● Written problem: Rewrite the stretch of the records from the line that contains "movie-poster bbox=[432, 82, 479, 150]" through the line that contains "movie-year: 1955 bbox=[484, 177, 504, 186]" as a numbered list, omitting any blank lines.

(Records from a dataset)
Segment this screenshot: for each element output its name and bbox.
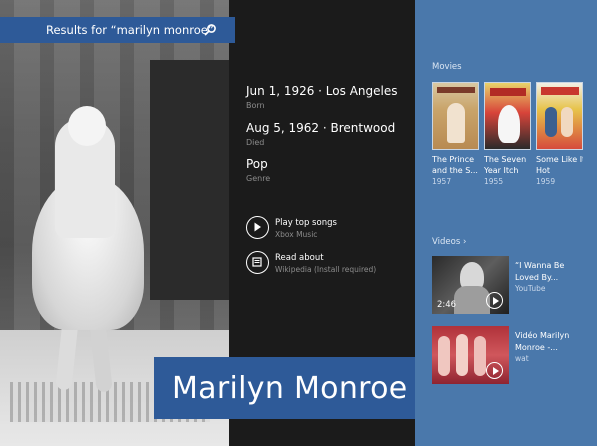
movie-poster bbox=[432, 82, 479, 150]
play-icon bbox=[486, 362, 503, 379]
fact-value: Jun 1, 1926 · Los Angeles bbox=[246, 84, 398, 98]
movie-title: The Prince bbox=[432, 155, 475, 164]
search-icon[interactable] bbox=[204, 23, 217, 36]
video-thumbnail: 2:46 bbox=[432, 256, 509, 314]
movie-tile[interactable]: Some Like It Hot 1959 bbox=[536, 82, 583, 186]
video-title: “I Wanna Be Loved By... bbox=[515, 260, 564, 284]
movie-year: 1955 bbox=[484, 177, 504, 186]
videos-section-title[interactable]: Videos › bbox=[432, 237, 466, 247]
video-thumbnail bbox=[432, 326, 509, 384]
movie-tile[interactable]: The Prince and the S... 1957 bbox=[432, 82, 479, 186]
video-title-line: “I Wanna Be bbox=[515, 261, 565, 270]
fact-died: Aug 5, 1962 · Brentwood Died bbox=[246, 121, 395, 147]
play-icon bbox=[486, 292, 503, 309]
movie-title: and the S... bbox=[432, 166, 478, 175]
photo-figure-head bbox=[68, 106, 106, 146]
action-sublabel: Xbox Music bbox=[275, 230, 318, 239]
movie-title: Hot bbox=[536, 166, 551, 175]
search-results-bar[interactable]: Results for “marilyn monroe” bbox=[0, 17, 235, 43]
movie-title: Year Itch bbox=[484, 166, 519, 175]
action-label: Read about bbox=[275, 253, 324, 263]
fact-value: Pop bbox=[246, 157, 268, 171]
fact-born: Jun 1, 1926 · Los Angeles Born bbox=[246, 84, 397, 110]
video-source: wat bbox=[515, 354, 529, 363]
play-icon bbox=[246, 216, 269, 239]
fact-value: Aug 5, 1962 · Brentwood bbox=[246, 121, 396, 135]
movie-title: Some Like It bbox=[536, 155, 583, 164]
fact-genre: Pop Genre bbox=[246, 157, 270, 183]
video-tile[interactable]: 2:46 “I Wanna Be Loved By... YouTube bbox=[432, 256, 592, 314]
action-label: Play top songs bbox=[275, 218, 337, 228]
fact-caption: Died bbox=[246, 138, 265, 147]
video-title: Vidéo Marilyn Monroe -... bbox=[515, 330, 569, 354]
movie-tile[interactable]: The Seven Year Itch 1955 bbox=[484, 82, 531, 186]
action-sublabel: Wikipedia (Install required) bbox=[275, 265, 377, 274]
video-title-line: Monroe -... bbox=[515, 343, 558, 352]
movie-year: 1957 bbox=[432, 177, 452, 186]
search-query-label: Results for “marilyn monroe” bbox=[46, 23, 214, 37]
artist-name: Marilyn Monroe bbox=[172, 370, 408, 406]
photo-window bbox=[150, 60, 229, 300]
movie-poster bbox=[536, 82, 583, 150]
book-icon bbox=[246, 251, 269, 274]
fact-caption: Genre bbox=[246, 174, 271, 183]
video-title-line: Loved By... bbox=[515, 273, 559, 282]
video-duration: 2:46 bbox=[437, 300, 457, 310]
artist-name-banner: Marilyn Monroe bbox=[154, 357, 415, 419]
movie-title: The Seven bbox=[484, 155, 527, 164]
fact-caption: Born bbox=[246, 101, 265, 110]
video-title-line: Vidéo Marilyn bbox=[515, 331, 570, 340]
movie-poster bbox=[484, 82, 531, 150]
movies-section-title[interactable]: Movies bbox=[432, 62, 462, 72]
read-about-button[interactable]: Read about Wikipedia (Install required) bbox=[246, 251, 376, 274]
play-top-songs-button[interactable]: Play top songs Xbox Music bbox=[246, 216, 337, 239]
related-panel: Movies The Prince and the S... 1957 The … bbox=[415, 0, 597, 446]
movie-year: 1959 bbox=[536, 177, 556, 186]
video-tile[interactable]: Vidéo Marilyn Monroe -... wat bbox=[432, 326, 592, 384]
video-source: YouTube bbox=[515, 284, 546, 293]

● Finished answer:
1. movie-poster bbox=[432, 82, 479, 150]
2. play-icon bbox=[486, 362, 503, 379]
3. fact-value: Jun 1, 1926 · Los Angeles bbox=[246, 84, 398, 98]
4. movie-title: The Prince bbox=[432, 155, 475, 164]
5. search-icon[interactable] bbox=[204, 23, 217, 36]
6. video-thumbnail: 2:46 bbox=[432, 256, 509, 314]
7. movie-tile[interactable]: Some Like It Hot 1959 bbox=[536, 82, 583, 186]
8. video-title: “I Wanna Be Loved By... bbox=[515, 260, 564, 284]
9. movie-year: 1955 bbox=[484, 177, 504, 186]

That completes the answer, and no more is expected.